Items from a figure collection =>

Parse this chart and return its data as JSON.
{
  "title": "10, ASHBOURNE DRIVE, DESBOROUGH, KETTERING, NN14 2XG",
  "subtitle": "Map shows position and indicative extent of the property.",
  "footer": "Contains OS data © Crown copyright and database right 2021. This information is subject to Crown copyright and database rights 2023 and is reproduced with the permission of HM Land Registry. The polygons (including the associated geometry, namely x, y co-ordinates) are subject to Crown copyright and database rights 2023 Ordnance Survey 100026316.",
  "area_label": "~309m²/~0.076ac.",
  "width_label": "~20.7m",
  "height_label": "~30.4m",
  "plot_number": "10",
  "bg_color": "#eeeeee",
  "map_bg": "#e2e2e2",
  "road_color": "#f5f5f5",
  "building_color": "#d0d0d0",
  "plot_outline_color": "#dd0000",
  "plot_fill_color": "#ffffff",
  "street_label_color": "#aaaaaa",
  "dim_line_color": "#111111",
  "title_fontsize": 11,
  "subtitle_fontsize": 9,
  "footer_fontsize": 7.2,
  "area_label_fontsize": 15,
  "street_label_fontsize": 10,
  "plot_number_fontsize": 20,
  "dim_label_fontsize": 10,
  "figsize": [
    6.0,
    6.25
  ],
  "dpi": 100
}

WHAT TO DO => Each record should come back exactly as written.

WRITTEN ANSWER =>
Parse this chart and return its data as JSON.
{
  "title": "10, ASHBOURNE DRIVE, DESBOROUGH, KETTERING, NN14 2XG",
  "subtitle": "Map shows position and indicative extent of the property.",
  "footer": "Contains OS data © Crown copyright and database right 2021. This information is subject to Crown copyright and database rights 2023 and is reproduced with the permission of HM Land Registry. The polygons (including the associated geometry, namely x, y co-ordinates) are subject to Crown copyright and database rights 2023 Ordnance Survey 100026316.",
  "area_label": "~309m²/~0.076ac.",
  "width_label": "~20.7m",
  "height_label": "~30.4m",
  "plot_number": "10",
  "bg_color": "#eeeeee",
  "map_bg": "#e2e2e2",
  "road_color": "#f5f5f5",
  "building_color": "#d0d0d0",
  "plot_outline_color": "#dd0000",
  "plot_fill_color": "#ffffff",
  "street_label_color": "#aaaaaa",
  "dim_line_color": "#111111",
  "title_fontsize": 11,
  "subtitle_fontsize": 9,
  "footer_fontsize": 7.2,
  "area_label_fontsize": 15,
  "street_label_fontsize": 10,
  "plot_number_fontsize": 20,
  "dim_label_fontsize": 10,
  "figsize": [
    6.0,
    6.25
  ],
  "dpi": 100
}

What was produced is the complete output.